#### What to work on:
Copy out each line containing "Regular" from the entries below.
** Start Entries **
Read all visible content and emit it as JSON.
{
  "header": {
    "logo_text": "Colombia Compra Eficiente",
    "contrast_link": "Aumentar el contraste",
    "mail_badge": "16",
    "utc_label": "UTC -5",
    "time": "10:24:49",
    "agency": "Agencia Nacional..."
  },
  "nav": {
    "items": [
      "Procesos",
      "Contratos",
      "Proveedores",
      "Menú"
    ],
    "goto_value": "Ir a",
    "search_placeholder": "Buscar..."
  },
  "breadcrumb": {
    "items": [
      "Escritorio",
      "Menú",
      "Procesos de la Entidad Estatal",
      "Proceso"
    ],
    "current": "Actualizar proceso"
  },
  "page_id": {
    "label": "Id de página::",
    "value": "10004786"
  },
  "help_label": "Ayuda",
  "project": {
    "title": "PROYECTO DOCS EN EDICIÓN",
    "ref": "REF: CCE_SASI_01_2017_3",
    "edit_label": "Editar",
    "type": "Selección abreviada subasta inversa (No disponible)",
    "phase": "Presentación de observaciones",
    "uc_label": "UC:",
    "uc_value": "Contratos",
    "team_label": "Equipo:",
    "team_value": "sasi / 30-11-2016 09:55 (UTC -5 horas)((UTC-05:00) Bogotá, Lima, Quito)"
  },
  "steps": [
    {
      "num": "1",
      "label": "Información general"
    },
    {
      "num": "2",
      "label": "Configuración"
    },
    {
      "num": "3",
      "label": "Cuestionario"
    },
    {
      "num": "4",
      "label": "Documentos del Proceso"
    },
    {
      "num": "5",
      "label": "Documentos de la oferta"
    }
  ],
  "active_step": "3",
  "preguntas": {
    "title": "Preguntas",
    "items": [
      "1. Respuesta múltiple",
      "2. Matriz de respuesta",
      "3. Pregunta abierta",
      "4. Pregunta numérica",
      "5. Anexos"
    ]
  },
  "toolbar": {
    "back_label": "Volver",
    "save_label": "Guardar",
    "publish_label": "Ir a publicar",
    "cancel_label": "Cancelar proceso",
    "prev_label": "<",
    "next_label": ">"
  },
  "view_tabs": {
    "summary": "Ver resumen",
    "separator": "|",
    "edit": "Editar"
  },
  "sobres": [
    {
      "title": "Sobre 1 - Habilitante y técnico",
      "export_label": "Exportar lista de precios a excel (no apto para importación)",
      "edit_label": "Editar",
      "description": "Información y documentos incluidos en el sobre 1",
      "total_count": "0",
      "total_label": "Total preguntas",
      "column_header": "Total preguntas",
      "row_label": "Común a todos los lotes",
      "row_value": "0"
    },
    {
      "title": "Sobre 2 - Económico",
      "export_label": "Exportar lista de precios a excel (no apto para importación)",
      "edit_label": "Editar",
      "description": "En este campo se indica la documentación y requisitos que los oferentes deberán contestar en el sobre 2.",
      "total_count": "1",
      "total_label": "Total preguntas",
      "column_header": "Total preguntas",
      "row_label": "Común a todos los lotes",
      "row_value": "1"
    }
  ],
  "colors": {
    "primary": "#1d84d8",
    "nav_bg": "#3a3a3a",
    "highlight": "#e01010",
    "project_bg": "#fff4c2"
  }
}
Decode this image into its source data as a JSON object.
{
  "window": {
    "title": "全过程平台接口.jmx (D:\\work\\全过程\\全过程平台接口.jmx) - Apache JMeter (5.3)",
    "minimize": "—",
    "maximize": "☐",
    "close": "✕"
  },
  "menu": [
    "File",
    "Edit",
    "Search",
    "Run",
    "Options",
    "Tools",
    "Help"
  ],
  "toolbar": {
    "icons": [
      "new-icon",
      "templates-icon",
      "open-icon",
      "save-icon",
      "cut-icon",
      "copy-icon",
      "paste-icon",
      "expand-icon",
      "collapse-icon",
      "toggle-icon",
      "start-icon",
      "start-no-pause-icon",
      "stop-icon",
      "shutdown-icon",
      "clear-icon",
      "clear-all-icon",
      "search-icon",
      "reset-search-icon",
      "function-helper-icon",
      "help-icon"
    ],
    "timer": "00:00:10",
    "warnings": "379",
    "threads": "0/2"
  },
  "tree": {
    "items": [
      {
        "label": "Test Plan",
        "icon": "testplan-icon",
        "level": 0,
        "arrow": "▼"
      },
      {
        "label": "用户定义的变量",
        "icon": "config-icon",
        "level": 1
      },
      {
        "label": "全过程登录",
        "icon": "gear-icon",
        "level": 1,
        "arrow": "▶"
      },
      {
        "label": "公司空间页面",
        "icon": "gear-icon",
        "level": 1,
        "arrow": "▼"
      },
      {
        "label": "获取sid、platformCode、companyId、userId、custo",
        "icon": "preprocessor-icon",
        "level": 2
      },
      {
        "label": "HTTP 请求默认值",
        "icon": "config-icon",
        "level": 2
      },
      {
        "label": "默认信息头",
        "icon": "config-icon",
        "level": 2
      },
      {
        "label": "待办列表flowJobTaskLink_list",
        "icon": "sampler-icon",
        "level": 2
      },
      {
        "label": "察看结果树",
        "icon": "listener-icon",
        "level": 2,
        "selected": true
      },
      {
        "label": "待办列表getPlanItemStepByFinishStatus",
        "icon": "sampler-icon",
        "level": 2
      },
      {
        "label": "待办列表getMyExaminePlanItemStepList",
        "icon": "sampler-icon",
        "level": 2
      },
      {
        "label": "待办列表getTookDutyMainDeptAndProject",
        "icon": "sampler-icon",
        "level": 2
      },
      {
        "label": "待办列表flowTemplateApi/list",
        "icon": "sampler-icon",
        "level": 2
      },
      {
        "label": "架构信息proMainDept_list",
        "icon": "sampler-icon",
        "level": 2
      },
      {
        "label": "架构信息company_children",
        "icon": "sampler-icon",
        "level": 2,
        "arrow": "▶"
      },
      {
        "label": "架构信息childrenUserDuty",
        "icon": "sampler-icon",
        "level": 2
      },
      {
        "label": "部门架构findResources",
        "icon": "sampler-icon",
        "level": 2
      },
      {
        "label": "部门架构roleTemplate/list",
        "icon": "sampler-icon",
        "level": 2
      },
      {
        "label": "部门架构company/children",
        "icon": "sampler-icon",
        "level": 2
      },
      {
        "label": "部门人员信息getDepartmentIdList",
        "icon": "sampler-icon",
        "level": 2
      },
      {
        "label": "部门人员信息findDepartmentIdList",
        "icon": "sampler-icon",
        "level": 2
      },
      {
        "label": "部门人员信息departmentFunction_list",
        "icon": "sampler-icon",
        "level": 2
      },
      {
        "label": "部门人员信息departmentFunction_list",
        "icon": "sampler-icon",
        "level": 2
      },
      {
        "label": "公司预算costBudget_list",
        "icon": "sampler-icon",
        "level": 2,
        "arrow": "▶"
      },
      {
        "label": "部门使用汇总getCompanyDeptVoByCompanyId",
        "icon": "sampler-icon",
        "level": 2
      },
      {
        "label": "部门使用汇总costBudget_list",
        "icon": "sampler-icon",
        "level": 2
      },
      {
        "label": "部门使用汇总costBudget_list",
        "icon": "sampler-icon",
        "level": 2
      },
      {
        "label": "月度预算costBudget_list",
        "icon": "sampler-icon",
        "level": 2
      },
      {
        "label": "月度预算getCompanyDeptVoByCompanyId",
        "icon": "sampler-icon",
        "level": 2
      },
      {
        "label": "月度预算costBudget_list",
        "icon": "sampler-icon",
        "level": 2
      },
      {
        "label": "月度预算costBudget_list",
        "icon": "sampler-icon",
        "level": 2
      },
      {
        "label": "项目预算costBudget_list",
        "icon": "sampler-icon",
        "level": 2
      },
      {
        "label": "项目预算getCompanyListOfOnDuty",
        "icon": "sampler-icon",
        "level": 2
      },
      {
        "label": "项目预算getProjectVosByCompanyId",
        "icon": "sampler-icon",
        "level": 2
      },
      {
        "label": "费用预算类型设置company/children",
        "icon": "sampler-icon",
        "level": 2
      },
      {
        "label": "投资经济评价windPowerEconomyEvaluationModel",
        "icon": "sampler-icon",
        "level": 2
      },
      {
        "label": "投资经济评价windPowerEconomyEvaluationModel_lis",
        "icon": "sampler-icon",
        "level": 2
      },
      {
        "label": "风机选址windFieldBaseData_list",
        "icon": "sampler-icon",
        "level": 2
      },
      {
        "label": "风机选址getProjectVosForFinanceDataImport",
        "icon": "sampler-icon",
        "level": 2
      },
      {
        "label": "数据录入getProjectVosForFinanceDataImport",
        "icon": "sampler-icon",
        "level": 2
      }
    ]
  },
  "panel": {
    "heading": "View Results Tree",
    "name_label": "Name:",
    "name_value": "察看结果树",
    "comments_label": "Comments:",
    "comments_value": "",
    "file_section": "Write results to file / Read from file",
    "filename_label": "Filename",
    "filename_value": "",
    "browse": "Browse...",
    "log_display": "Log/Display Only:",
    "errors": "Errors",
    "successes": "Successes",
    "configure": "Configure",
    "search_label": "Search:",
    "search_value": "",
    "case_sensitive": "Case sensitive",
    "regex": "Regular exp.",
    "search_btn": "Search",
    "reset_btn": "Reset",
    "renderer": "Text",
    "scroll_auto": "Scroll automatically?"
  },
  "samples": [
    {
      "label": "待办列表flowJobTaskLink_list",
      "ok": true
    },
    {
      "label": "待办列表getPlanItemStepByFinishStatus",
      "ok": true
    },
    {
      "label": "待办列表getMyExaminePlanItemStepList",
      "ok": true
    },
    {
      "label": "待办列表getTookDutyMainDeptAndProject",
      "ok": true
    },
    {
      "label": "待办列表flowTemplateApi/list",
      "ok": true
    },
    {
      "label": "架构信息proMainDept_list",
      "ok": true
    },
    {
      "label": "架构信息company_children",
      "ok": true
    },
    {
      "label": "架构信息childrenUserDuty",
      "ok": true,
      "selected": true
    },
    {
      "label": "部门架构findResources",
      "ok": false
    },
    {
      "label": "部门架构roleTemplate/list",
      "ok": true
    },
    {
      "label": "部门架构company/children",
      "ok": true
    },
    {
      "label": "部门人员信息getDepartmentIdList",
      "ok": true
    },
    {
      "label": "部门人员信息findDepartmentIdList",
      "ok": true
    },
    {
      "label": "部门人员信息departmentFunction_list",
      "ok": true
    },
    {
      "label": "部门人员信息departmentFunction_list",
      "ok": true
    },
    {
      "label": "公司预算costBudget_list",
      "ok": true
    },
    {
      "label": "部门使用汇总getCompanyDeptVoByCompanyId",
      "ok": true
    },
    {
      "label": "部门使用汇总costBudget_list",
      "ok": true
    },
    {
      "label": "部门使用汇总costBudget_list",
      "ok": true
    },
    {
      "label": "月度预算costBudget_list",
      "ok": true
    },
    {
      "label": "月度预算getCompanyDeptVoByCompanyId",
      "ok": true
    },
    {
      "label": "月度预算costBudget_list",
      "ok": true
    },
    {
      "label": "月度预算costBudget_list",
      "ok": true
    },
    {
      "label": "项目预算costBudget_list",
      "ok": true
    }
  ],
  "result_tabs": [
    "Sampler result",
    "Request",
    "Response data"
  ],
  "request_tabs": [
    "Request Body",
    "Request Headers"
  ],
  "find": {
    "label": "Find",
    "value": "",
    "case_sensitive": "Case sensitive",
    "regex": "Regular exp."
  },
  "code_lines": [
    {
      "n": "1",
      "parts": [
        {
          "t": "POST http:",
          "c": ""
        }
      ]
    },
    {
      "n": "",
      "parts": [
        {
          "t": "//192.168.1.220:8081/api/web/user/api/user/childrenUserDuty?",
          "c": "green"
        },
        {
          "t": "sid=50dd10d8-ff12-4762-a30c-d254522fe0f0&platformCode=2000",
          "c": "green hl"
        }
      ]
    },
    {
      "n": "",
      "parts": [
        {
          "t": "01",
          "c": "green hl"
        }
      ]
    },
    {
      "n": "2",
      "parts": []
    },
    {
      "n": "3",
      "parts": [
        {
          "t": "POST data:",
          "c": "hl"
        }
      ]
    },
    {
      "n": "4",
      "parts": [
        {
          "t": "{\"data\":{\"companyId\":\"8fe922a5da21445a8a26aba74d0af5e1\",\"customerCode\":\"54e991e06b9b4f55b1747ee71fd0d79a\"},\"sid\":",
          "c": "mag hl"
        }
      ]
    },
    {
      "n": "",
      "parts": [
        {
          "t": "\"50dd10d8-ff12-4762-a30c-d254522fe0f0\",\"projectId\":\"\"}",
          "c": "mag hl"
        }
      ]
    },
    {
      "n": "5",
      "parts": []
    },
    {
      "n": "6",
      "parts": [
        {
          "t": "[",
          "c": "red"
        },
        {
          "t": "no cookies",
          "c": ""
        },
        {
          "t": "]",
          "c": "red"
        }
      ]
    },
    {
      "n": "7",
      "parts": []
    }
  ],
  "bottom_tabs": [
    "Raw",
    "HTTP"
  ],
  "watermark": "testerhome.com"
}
** End Entries **
#### Response below:
    "regex": "Regular exp.",
    "regex": "Regular exp."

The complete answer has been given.